Where a line below holds the string "ufficiali", copy that line.

Supplied material: Begin

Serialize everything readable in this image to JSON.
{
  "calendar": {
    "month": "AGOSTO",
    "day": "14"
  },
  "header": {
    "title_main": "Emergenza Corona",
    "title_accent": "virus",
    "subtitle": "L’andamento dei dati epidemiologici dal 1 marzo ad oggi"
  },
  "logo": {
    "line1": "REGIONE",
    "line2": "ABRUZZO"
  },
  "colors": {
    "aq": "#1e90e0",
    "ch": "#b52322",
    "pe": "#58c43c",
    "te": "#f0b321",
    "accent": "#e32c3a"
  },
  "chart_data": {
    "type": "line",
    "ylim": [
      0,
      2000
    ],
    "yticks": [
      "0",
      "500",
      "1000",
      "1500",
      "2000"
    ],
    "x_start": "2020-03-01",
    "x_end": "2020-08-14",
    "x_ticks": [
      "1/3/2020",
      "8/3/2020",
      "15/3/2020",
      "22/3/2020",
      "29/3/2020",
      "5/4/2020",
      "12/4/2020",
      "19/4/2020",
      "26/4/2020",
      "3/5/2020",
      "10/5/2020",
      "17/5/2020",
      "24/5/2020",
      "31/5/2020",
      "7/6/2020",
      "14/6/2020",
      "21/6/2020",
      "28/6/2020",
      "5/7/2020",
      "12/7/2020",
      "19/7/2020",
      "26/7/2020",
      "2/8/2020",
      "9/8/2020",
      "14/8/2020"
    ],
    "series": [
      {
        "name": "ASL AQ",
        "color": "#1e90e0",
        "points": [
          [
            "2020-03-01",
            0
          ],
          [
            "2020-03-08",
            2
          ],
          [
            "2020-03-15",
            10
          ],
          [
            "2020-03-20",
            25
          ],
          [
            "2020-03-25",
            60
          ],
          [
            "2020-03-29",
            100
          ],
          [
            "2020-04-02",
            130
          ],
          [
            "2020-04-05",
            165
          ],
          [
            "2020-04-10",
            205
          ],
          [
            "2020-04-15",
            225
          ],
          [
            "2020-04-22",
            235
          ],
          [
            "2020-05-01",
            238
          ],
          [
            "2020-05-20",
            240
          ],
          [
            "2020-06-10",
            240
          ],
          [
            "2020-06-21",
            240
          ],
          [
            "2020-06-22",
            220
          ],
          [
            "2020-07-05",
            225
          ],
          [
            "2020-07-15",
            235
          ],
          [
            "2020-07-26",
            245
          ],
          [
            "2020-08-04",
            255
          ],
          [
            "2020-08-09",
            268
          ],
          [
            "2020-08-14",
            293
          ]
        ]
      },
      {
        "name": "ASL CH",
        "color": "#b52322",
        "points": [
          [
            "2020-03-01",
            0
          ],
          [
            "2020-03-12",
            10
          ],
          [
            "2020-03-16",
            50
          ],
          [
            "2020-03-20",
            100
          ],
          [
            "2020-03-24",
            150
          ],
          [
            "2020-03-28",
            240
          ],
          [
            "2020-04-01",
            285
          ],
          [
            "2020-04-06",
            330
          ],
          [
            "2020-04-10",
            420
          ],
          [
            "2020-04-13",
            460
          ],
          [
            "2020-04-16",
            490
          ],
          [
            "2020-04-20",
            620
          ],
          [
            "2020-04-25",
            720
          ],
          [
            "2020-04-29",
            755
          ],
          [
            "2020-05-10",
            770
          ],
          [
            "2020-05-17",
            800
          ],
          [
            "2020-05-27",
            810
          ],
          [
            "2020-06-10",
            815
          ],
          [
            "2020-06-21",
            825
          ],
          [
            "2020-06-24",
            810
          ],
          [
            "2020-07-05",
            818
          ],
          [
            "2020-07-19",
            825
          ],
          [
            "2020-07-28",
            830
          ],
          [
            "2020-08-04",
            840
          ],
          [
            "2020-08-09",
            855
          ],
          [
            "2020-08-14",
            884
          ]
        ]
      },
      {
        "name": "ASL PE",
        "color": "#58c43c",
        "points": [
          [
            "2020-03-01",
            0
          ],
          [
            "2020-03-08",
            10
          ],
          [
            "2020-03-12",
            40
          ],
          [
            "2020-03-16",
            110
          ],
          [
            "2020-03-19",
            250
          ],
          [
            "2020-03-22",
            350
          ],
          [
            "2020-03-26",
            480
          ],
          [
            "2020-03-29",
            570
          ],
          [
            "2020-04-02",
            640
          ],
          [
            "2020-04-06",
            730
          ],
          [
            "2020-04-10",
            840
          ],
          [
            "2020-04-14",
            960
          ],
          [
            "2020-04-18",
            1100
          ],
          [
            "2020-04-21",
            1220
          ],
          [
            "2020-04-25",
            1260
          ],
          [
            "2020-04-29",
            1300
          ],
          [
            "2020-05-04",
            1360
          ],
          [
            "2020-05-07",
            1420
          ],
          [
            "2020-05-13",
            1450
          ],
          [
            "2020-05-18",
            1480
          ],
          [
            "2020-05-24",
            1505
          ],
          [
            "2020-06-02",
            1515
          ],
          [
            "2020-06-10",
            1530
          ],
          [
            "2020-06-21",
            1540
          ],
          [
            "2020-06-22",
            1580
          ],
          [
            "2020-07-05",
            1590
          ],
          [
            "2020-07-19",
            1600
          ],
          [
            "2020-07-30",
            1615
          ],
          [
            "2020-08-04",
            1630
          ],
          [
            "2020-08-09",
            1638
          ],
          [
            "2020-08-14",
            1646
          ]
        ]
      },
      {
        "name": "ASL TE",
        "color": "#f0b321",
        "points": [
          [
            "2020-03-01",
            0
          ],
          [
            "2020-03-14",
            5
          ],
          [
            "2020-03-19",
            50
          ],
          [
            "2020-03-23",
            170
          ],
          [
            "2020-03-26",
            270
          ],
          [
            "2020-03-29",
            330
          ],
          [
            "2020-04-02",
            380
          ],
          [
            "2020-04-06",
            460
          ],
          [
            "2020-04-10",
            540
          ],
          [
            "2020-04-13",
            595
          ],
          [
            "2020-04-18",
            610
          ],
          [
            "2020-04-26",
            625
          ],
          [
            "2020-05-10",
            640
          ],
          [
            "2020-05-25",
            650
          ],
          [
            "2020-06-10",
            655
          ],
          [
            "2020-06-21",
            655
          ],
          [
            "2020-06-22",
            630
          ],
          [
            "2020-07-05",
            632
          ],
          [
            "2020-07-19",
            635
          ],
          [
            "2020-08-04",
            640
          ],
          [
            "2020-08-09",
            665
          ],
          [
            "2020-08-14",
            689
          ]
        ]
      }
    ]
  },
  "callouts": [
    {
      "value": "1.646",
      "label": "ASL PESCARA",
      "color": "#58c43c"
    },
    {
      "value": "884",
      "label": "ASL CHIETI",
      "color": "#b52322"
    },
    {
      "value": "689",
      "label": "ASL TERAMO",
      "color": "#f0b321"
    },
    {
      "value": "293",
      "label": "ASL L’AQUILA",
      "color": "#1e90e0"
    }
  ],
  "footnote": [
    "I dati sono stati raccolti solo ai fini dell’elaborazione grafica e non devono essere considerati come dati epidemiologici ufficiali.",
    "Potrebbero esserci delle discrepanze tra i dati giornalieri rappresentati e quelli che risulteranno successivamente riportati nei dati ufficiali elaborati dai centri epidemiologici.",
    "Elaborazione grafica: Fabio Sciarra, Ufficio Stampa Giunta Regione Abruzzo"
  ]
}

Supplied material: End

§ Written answer
    "I dati sono stati raccolti solo ai fini dell’elaborazione grafica e non devono essere considerati come dati epidemiologici ufficiali.",
    "Potrebbero esserci delle discrepanze tra i dati giornalieri rappresentati e quelli che risulteranno successivamente riportati nei dati ufficiali elaborati dai centri epidemiologici.",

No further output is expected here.